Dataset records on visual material
+++++
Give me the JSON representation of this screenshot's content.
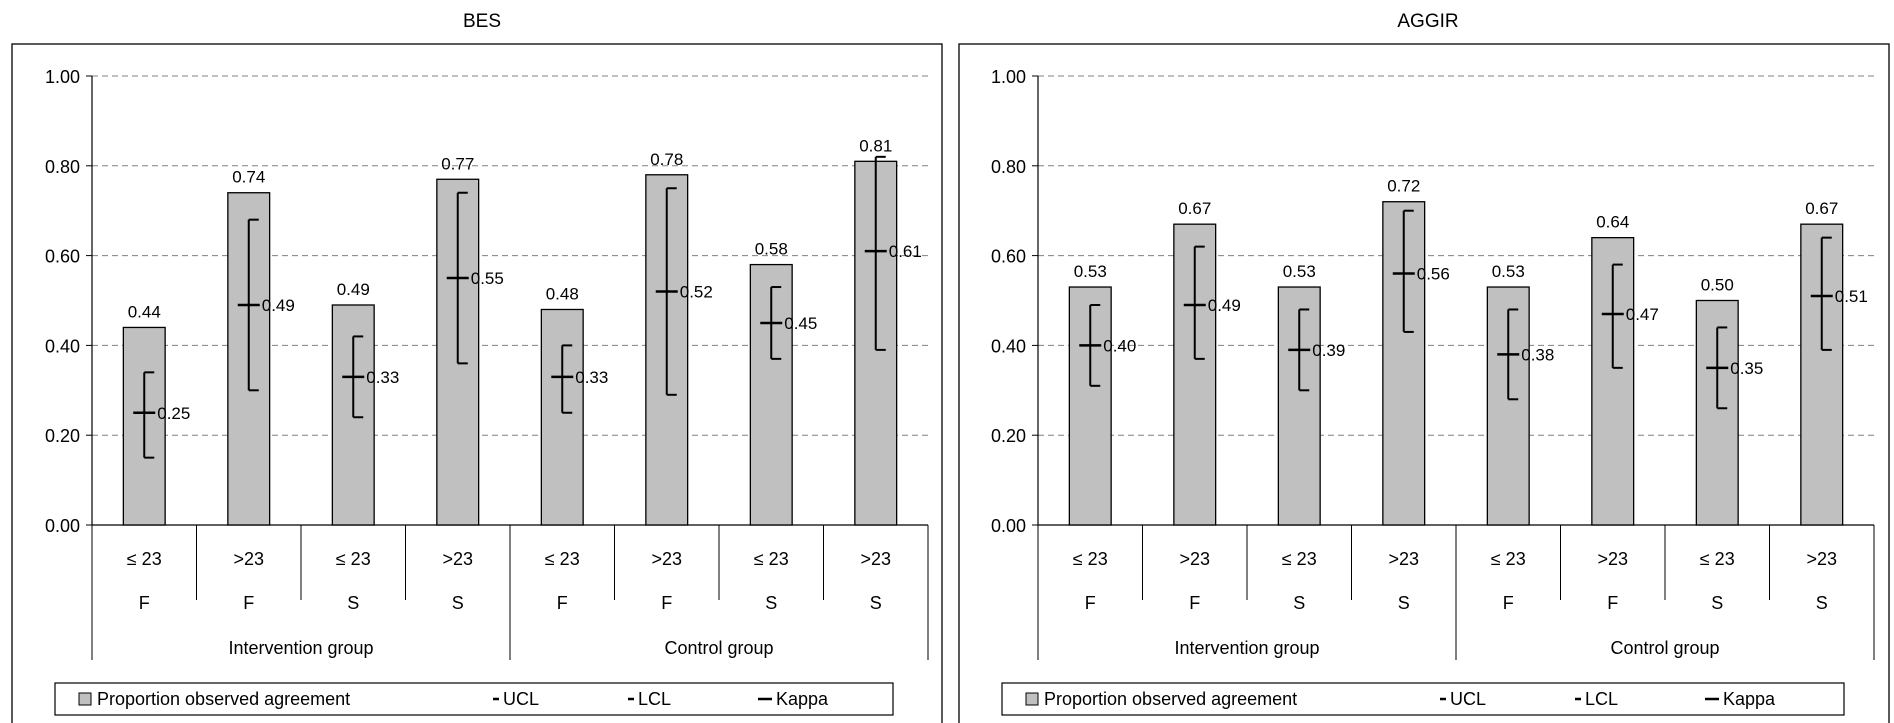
{
  "chart_data": [
    {
      "type": "bar",
      "title": "BES",
      "ylim": [
        0,
        1
      ],
      "yticks": [
        "0.00",
        "0.20",
        "0.40",
        "0.60",
        "0.80",
        "1.00"
      ],
      "grid": "horizontal dashed",
      "categories": [
        "≤  23",
        ">23",
        "≤  23",
        ">23",
        "≤  23",
        ">23",
        "≤  23",
        ">23"
      ],
      "category_level2": [
        "F",
        "F",
        "S",
        "S",
        "F",
        "F",
        "S",
        "S"
      ],
      "groups": [
        {
          "label": "Intervention group",
          "span": 4
        },
        {
          "label": "Control group",
          "span": 4
        }
      ],
      "series": [
        {
          "name": "Proportion observed agreement",
          "values": [
            0.44,
            0.74,
            0.49,
            0.77,
            0.48,
            0.78,
            0.58,
            0.81
          ],
          "labels": [
            "0.44",
            "0.74",
            "0.49",
            "0.77",
            "0.48",
            "0.78",
            "0.58",
            "0.81"
          ]
        },
        {
          "name": "UCL",
          "values": [
            0.34,
            0.68,
            0.42,
            0.74,
            0.4,
            0.75,
            0.53,
            0.82
          ]
        },
        {
          "name": "LCL",
          "values": [
            0.15,
            0.3,
            0.24,
            0.36,
            0.25,
            0.29,
            0.37,
            0.39
          ]
        },
        {
          "name": "Kappa",
          "values": [
            0.25,
            0.49,
            0.33,
            0.55,
            0.33,
            0.52,
            0.45,
            0.61
          ],
          "labels": [
            "0.25",
            "0.49",
            "0.33",
            "0.55",
            "0.33",
            "0.52",
            "0.45",
            "0.61"
          ]
        }
      ],
      "legend": {
        "position": "bottom",
        "items": [
          "Proportion observed agreement",
          "UCL",
          "LCL",
          "Kappa"
        ]
      }
    },
    {
      "type": "bar",
      "title": "AGGIR",
      "ylim": [
        0,
        1
      ],
      "yticks": [
        "0.00",
        "0.20",
        "0.40",
        "0.60",
        "0.80",
        "1.00"
      ],
      "grid": "horizontal dashed",
      "categories": [
        "≤  23",
        ">23",
        "≤  23",
        ">23",
        "≤  23",
        ">23",
        "≤  23",
        ">23"
      ],
      "category_level2": [
        "F",
        "F",
        "S",
        "S",
        "F",
        "F",
        "S",
        "S"
      ],
      "groups": [
        {
          "label": "Intervention group",
          "span": 4
        },
        {
          "label": "Control group",
          "span": 4
        }
      ],
      "series": [
        {
          "name": "Proportion observed agreement",
          "values": [
            0.53,
            0.67,
            0.53,
            0.72,
            0.53,
            0.64,
            0.5,
            0.67
          ],
          "labels": [
            "0.53",
            "0.67",
            "0.53",
            "0.72",
            "0.53",
            "0.64",
            "0.50",
            "0.67"
          ]
        },
        {
          "name": "UCL",
          "values": [
            0.49,
            0.62,
            0.48,
            0.7,
            0.48,
            0.58,
            0.44,
            0.64
          ]
        },
        {
          "name": "LCL",
          "values": [
            0.31,
            0.37,
            0.3,
            0.43,
            0.28,
            0.35,
            0.26,
            0.39
          ]
        },
        {
          "name": "Kappa",
          "values": [
            0.4,
            0.49,
            0.39,
            0.56,
            0.38,
            0.47,
            0.35,
            0.51
          ],
          "labels": [
            "0.40",
            "0.49",
            "0.39",
            "0.56",
            "0.38",
            "0.47",
            "0.35",
            "0.51"
          ]
        }
      ],
      "legend": {
        "position": "bottom",
        "items": [
          "Proportion observed agreement",
          "UCL",
          "LCL",
          "Kappa"
        ]
      }
    }
  ],
  "colors": {
    "bar_fill": "#c0c0c0",
    "bar_stroke": "#000000",
    "grid": "#808080",
    "frame": "#000000"
  }
}
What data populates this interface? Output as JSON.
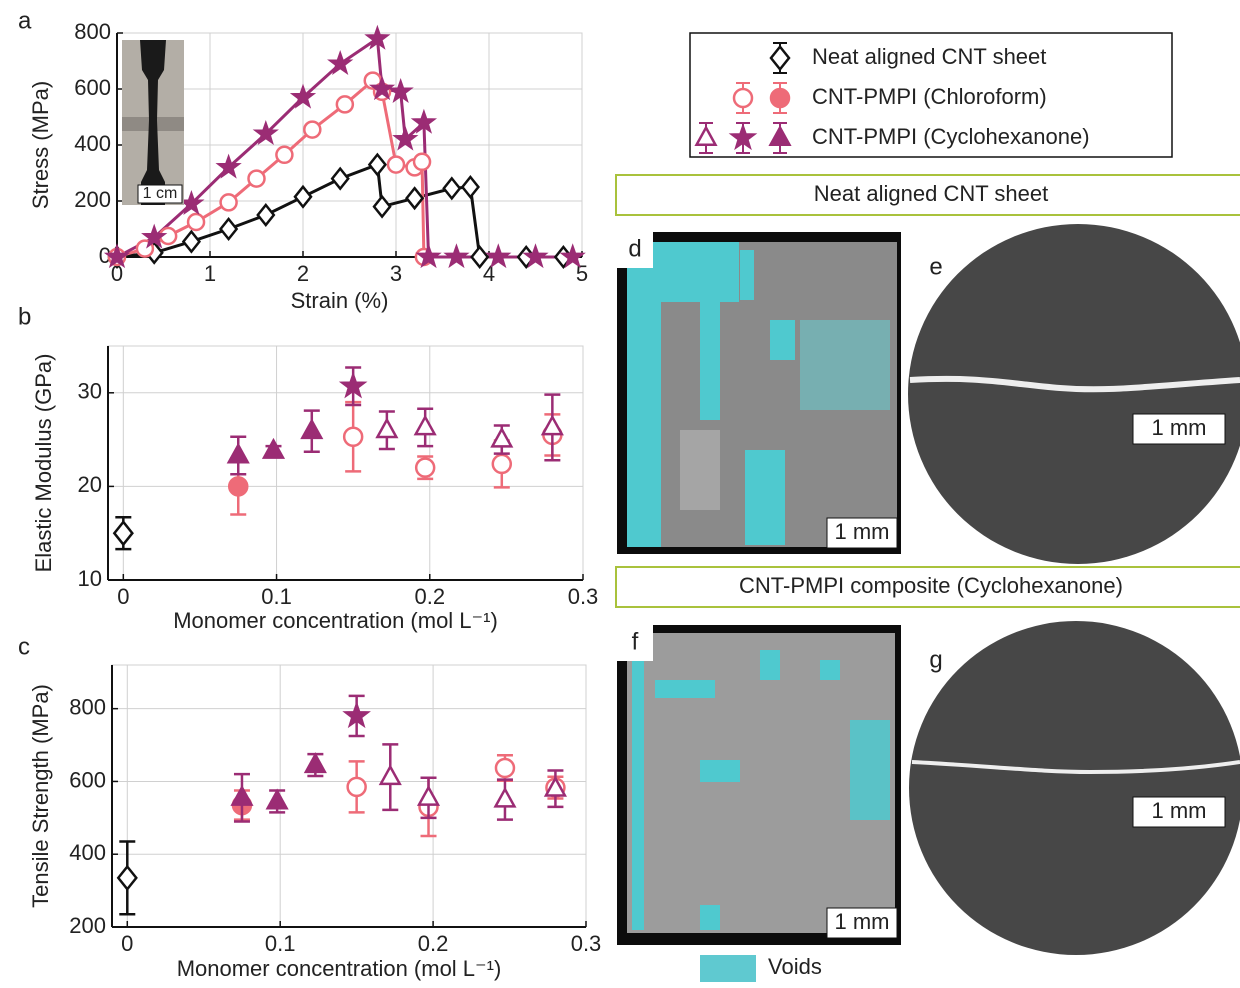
+++++
Copy the records above exactly, omitting every picture.

THE COMPLETED TASK:
Give me the JSON representation of this screenshot's content.
{
  "chart_data": [
    {
      "type": "bar",
      "title": "BES",
      "ylim": [
        0,
        1
      ],
      "yticks": [
        "0.00",
        "0.20",
        "0.40",
        "0.60",
        "0.80",
        "1.00"
      ],
      "grid": "horizontal dashed",
      "categories": [
        "≤  23",
        ">23",
        "≤  23",
        ">23",
        "≤  23",
        ">23",
        "≤  23",
        ">23"
      ],
      "category_level2": [
        "F",
        "F",
        "S",
        "S",
        "F",
        "F",
        "S",
        "S"
      ],
      "groups": [
        {
          "label": "Intervention group",
          "span": 4
        },
        {
          "label": "Control group",
          "span": 4
        }
      ],
      "series": [
        {
          "name": "Proportion observed agreement",
          "values": [
            0.44,
            0.74,
            0.49,
            0.77,
            0.48,
            0.78,
            0.58,
            0.81
          ],
          "labels": [
            "0.44",
            "0.74",
            "0.49",
            "0.77",
            "0.48",
            "0.78",
            "0.58",
            "0.81"
          ]
        },
        {
          "name": "UCL",
          "values": [
            0.34,
            0.68,
            0.42,
            0.74,
            0.4,
            0.75,
            0.53,
            0.82
          ]
        },
        {
          "name": "LCL",
          "values": [
            0.15,
            0.3,
            0.24,
            0.36,
            0.25,
            0.29,
            0.37,
            0.39
          ]
        },
        {
          "name": "Kappa",
          "values": [
            0.25,
            0.49,
            0.33,
            0.55,
            0.33,
            0.52,
            0.45,
            0.61
          ],
          "labels": [
            "0.25",
            "0.49",
            "0.33",
            "0.55",
            "0.33",
            "0.52",
            "0.45",
            "0.61"
          ]
        }
      ],
      "legend": {
        "position": "bottom",
        "items": [
          "Proportion observed agreement",
          "UCL",
          "LCL",
          "Kappa"
        ]
      }
    },
    {
      "type": "bar",
      "title": "AGGIR",
      "ylim": [
        0,
        1
      ],
      "yticks": [
        "0.00",
        "0.20",
        "0.40",
        "0.60",
        "0.80",
        "1.00"
      ],
      "grid": "horizontal dashed",
      "categories": [
        "≤  23",
        ">23",
        "≤  23",
        ">23",
        "≤  23",
        ">23",
        "≤  23",
        ">23"
      ],
      "category_level2": [
        "F",
        "F",
        "S",
        "S",
        "F",
        "F",
        "S",
        "S"
      ],
      "groups": [
        {
          "label": "Intervention group",
          "span": 4
        },
        {
          "label": "Control group",
          "span": 4
        }
      ],
      "series": [
        {
          "name": "Proportion observed agreement",
          "values": [
            0.53,
            0.67,
            0.53,
            0.72,
            0.53,
            0.64,
            0.5,
            0.67
          ],
          "labels": [
            "0.53",
            "0.67",
            "0.53",
            "0.72",
            "0.53",
            "0.64",
            "0.50",
            "0.67"
          ]
        },
        {
          "name": "UCL",
          "values": [
            0.49,
            0.62,
            0.48,
            0.7,
            0.48,
            0.58,
            0.44,
            0.64
          ]
        },
        {
          "name": "LCL",
          "values": [
            0.31,
            0.37,
            0.3,
            0.43,
            0.28,
            0.35,
            0.26,
            0.39
          ]
        },
        {
          "name": "Kappa",
          "values": [
            0.4,
            0.49,
            0.39,
            0.56,
            0.38,
            0.47,
            0.35,
            0.51
          ],
          "labels": [
            "0.40",
            "0.49",
            "0.39",
            "0.56",
            "0.38",
            "0.47",
            "0.35",
            "0.51"
          ]
        }
      ],
      "legend": {
        "position": "bottom",
        "items": [
          "Proportion observed agreement",
          "UCL",
          "LCL",
          "Kappa"
        ]
      }
    }
  ],
  "colors": {
    "bar_fill": "#c0c0c0",
    "bar_stroke": "#000000",
    "grid": "#808080",
    "frame": "#000000"
  }
}
What data populates this interface? Output as JSON.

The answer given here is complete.